[Start]

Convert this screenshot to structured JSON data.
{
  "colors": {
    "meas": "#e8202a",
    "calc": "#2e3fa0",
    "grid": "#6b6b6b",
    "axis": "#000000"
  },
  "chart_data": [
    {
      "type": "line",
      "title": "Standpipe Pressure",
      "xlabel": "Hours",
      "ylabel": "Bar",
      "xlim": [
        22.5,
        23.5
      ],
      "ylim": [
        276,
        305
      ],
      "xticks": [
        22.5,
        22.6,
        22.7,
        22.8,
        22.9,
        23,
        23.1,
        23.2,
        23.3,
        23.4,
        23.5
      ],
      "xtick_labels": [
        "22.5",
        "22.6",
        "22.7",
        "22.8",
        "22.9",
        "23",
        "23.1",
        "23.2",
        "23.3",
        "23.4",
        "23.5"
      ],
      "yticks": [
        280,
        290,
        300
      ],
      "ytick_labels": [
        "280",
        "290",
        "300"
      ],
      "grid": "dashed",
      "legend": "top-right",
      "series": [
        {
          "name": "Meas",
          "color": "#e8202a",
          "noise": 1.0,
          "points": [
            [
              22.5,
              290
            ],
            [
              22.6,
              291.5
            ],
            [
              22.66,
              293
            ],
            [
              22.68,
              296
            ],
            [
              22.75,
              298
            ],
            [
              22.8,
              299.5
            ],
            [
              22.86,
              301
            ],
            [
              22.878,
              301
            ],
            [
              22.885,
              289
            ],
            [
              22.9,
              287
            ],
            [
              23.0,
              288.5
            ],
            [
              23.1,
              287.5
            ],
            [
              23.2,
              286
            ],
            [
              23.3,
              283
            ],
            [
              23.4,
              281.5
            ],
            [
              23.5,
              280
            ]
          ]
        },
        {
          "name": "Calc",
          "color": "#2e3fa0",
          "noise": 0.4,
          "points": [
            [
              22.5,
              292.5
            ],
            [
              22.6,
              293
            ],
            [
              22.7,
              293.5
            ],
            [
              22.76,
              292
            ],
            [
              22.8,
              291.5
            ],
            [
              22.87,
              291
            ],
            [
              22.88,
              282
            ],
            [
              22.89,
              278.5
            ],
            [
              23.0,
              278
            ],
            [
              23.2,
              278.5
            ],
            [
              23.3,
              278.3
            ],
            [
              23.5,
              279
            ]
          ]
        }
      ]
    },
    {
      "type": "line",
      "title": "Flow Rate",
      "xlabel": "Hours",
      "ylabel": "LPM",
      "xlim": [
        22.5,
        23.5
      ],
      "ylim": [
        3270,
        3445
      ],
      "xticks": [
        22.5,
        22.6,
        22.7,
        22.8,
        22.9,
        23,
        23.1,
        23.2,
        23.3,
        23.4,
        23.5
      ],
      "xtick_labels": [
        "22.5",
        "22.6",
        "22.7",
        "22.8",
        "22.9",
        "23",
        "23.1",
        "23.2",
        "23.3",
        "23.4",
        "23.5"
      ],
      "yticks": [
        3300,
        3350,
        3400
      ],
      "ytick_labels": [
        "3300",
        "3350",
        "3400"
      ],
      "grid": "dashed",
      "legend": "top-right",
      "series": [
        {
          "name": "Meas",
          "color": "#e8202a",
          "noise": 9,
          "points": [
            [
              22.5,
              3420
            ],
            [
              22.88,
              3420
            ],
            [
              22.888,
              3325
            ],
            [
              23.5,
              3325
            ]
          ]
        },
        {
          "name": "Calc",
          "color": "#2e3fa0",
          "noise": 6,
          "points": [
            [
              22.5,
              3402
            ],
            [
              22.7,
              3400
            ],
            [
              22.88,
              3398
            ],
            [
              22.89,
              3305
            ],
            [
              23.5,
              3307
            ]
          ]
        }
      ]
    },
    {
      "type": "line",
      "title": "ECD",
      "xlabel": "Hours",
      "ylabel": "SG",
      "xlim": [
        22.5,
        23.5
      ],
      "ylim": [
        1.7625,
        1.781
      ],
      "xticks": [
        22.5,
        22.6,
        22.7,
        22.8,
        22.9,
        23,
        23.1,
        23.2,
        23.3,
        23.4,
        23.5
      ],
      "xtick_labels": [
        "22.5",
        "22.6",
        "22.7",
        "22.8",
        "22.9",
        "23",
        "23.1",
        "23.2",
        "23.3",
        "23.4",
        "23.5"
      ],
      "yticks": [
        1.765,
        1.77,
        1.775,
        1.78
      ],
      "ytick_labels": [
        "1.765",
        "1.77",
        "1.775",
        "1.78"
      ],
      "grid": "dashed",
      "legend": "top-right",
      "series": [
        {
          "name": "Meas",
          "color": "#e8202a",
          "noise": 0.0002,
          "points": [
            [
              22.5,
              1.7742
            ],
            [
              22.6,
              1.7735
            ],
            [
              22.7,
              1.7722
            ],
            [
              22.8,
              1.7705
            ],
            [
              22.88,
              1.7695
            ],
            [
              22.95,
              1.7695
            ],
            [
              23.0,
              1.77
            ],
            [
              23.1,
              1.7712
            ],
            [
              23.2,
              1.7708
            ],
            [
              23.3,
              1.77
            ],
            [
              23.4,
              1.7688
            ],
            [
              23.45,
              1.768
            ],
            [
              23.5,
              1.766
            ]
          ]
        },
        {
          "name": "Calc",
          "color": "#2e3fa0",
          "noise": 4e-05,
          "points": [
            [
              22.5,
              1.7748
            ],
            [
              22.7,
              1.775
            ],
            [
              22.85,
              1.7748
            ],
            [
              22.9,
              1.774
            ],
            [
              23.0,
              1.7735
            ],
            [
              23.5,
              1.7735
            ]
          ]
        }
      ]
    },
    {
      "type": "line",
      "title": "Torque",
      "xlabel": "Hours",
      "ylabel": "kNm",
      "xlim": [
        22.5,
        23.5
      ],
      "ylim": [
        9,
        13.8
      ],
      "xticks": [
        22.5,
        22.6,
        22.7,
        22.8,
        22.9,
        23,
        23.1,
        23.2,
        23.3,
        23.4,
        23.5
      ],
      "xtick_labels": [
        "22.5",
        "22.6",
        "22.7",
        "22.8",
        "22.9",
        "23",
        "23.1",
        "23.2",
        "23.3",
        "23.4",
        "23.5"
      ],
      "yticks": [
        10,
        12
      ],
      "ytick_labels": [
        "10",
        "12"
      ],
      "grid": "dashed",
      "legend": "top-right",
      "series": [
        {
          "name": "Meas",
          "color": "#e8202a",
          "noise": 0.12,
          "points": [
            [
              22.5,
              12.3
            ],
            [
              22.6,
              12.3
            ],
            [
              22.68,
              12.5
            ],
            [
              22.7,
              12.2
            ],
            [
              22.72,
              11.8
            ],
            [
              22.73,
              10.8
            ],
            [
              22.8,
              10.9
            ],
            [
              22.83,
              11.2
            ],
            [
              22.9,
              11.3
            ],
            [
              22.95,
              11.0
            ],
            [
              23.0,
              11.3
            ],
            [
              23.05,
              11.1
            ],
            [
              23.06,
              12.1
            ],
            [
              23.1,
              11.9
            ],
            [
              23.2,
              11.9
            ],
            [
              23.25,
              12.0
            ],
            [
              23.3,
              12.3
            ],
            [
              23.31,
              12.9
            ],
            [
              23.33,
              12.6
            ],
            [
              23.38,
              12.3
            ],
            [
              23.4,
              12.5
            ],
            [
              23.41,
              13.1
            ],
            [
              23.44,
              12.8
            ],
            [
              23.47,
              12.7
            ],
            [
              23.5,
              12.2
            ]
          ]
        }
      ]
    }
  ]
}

[End]

Stated problem:
Copy the data above exactly. Every line must be included.

The solution:
Convert this screenshot to structured JSON data.
{
  "colors": {
    "meas": "#e8202a",
    "calc": "#2e3fa0",
    "grid": "#6b6b6b",
    "axis": "#000000"
  },
  "chart_data": [
    {
      "type": "line",
      "title": "Standpipe Pressure",
      "xlabel": "Hours",
      "ylabel": "Bar",
      "xlim": [
        22.5,
        23.5
      ],
      "ylim": [
        276,
        305
      ],
      "xticks": [
        22.5,
        22.6,
        22.7,
        22.8,
        22.9,
        23,
        23.1,
        23.2,
        23.3,
        23.4,
        23.5
      ],
      "xtick_labels": [
        "22.5",
        "22.6",
        "22.7",
        "22.8",
        "22.9",
        "23",
        "23.1",
        "23.2",
        "23.3",
        "23.4",
        "23.5"
      ],
      "yticks": [
        280,
        290,
        300
      ],
      "ytick_labels": [
        "280",
        "290",
        "300"
      ],
      "grid": "dashed",
      "legend": "top-right",
      "series": [
        {
          "name": "Meas",
          "color": "#e8202a",
          "noise": 1.0,
          "points": [
            [
              22.5,
              290
            ],
            [
              22.6,
              291.5
            ],
            [
              22.66,
              293
            ],
            [
              22.68,
              296
            ],
            [
              22.75,
              298
            ],
            [
              22.8,
              299.5
            ],
            [
              22.86,
              301
            ],
            [
              22.878,
              301
            ],
            [
              22.885,
              289
            ],
            [
              22.9,
              287
            ],
            [
              23.0,
              288.5
            ],
            [
              23.1,
              287.5
            ],
            [
              23.2,
              286
            ],
            [
              23.3,
              283
            ],
            [
              23.4,
              281.5
            ],
            [
              23.5,
              280
            ]
          ]
        },
        {
          "name": "Calc",
          "color": "#2e3fa0",
          "noise": 0.4,
          "points": [
            [
              22.5,
              292.5
            ],
            [
              22.6,
              293
            ],
            [
              22.7,
              293.5
            ],
            [
              22.76,
              292
            ],
            [
              22.8,
              291.5
            ],
            [
              22.87,
              291
            ],
            [
              22.88,
              282
            ],
            [
              22.89,
              278.5
            ],
            [
              23.0,
              278
            ],
            [
              23.2,
              278.5
            ],
            [
              23.3,
              278.3
            ],
            [
              23.5,
              279
            ]
          ]
        }
      ]
    },
    {
      "type": "line",
      "title": "Flow Rate",
      "xlabel": "Hours",
      "ylabel": "LPM",
      "xlim": [
        22.5,
        23.5
      ],
      "ylim": [
        3270,
        3445
      ],
      "xticks": [
        22.5,
        22.6,
        22.7,
        22.8,
        22.9,
        23,
        23.1,
        23.2,
        23.3,
        23.4,
        23.5
      ],
      "xtick_labels": [
        "22.5",
        "22.6",
        "22.7",
        "22.8",
        "22.9",
        "23",
        "23.1",
        "23.2",
        "23.3",
        "23.4",
        "23.5"
      ],
      "yticks": [
        3300,
        3350,
        3400
      ],
      "ytick_labels": [
        "3300",
        "3350",
        "3400"
      ],
      "grid": "dashed",
      "legend": "top-right",
      "series": [
        {
          "name": "Meas",
          "color": "#e8202a",
          "noise": 9,
          "points": [
            [
              22.5,
              3420
            ],
            [
              22.88,
              3420
            ],
            [
              22.888,
              3325
            ],
            [
              23.5,
              3325
            ]
          ]
        },
        {
          "name": "Calc",
          "color": "#2e3fa0",
          "noise": 6,
          "points": [
            [
              22.5,
              3402
            ],
            [
              22.7,
              3400
            ],
            [
              22.88,
              3398
            ],
            [
              22.89,
              3305
            ],
            [
              23.5,
              3307
            ]
          ]
        }
      ]
    },
    {
      "type": "line",
      "title": "ECD",
      "xlabel": "Hours",
      "ylabel": "SG",
      "xlim": [
        22.5,
        23.5
      ],
      "ylim": [
        1.7625,
        1.781
      ],
      "xticks": [
        22.5,
        22.6,
        22.7,
        22.8,
        22.9,
        23,
        23.1,
        23.2,
        23.3,
        23.4,
        23.5
      ],
      "xtick_labels": [
        "22.5",
        "22.6",
        "22.7",
        "22.8",
        "22.9",
        "23",
        "23.1",
        "23.2",
        "23.3",
        "23.4",
        "23.5"
      ],
      "yticks": [
        1.765,
        1.77,
        1.775,
        1.78
      ],
      "ytick_labels": [
        "1.765",
        "1.77",
        "1.775",
        "1.78"
      ],
      "grid": "dashed",
      "legend": "top-right",
      "series": [
        {
          "name": "Meas",
          "color": "#e8202a",
          "noise": 0.0002,
          "points": [
            [
              22.5,
              1.7742
            ],
            [
              22.6,
              1.7735
            ],
            [
              22.7,
              1.7722
            ],
            [
              22.8,
              1.7705
            ],
            [
              22.88,
              1.7695
            ],
            [
              22.95,
              1.7695
            ],
            [
              23.0,
              1.77
            ],
            [
              23.1,
              1.7712
            ],
            [
              23.2,
              1.7708
            ],
            [
              23.3,
              1.77
            ],
            [
              23.4,
              1.7688
            ],
            [
              23.45,
              1.768
            ],
            [
              23.5,
              1.766
            ]
          ]
        },
        {
          "name": "Calc",
          "color": "#2e3fa0",
          "noise": 4e-05,
          "points": [
            [
              22.5,
              1.7748
            ],
            [
              22.7,
              1.775
            ],
            [
              22.85,
              1.7748
            ],
            [
              22.9,
              1.774
            ],
            [
              23.0,
              1.7735
            ],
            [
              23.5,
              1.7735
            ]
          ]
        }
      ]
    },
    {
      "type": "line",
      "title": "Torque",
      "xlabel": "Hours",
      "ylabel": "kNm",
      "xlim": [
        22.5,
        23.5
      ],
      "ylim": [
        9,
        13.8
      ],
      "xticks": [
        22.5,
        22.6,
        22.7,
        22.8,
        22.9,
        23,
        23.1,
        23.2,
        23.3,
        23.4,
        23.5
      ],
      "xtick_labels": [
        "22.5",
        "22.6",
        "22.7",
        "22.8",
        "22.9",
        "23",
        "23.1",
        "23.2",
        "23.3",
        "23.4",
        "23.5"
      ],
      "yticks": [
        10,
        12
      ],
      "ytick_labels": [
        "10",
        "12"
      ],
      "grid": "dashed",
      "legend": "top-right",
      "series": [
        {
          "name": "Meas",
          "color": "#e8202a",
          "noise": 0.12,
          "points": [
            [
              22.5,
              12.3
            ],
            [
              22.6,
              12.3
            ],
            [
              22.68,
              12.5
            ],
            [
              22.7,
              12.2
            ],
            [
              22.72,
              11.8
            ],
            [
              22.73,
              10.8
            ],
            [
              22.8,
              10.9
            ],
            [
              22.83,
              11.2
            ],
            [
              22.9,
              11.3
            ],
            [
              22.95,
              11.0
            ],
            [
              23.0,
              11.3
            ],
            [
              23.05,
              11.1
            ],
            [
              23.06,
              12.1
            ],
            [
              23.1,
              11.9
            ],
            [
              23.2,
              11.9
            ],
            [
              23.25,
              12.0
            ],
            [
              23.3,
              12.3
            ],
            [
              23.31,
              12.9
            ],
            [
              23.33,
              12.6
            ],
            [
              23.38,
              12.3
            ],
            [
              23.4,
              12.5
            ],
            [
              23.41,
              13.1
            ],
            [
              23.44,
              12.8
            ],
            [
              23.47,
              12.7
            ],
            [
              23.5,
              12.2
            ]
          ]
        }
      ]
    }
  ]
}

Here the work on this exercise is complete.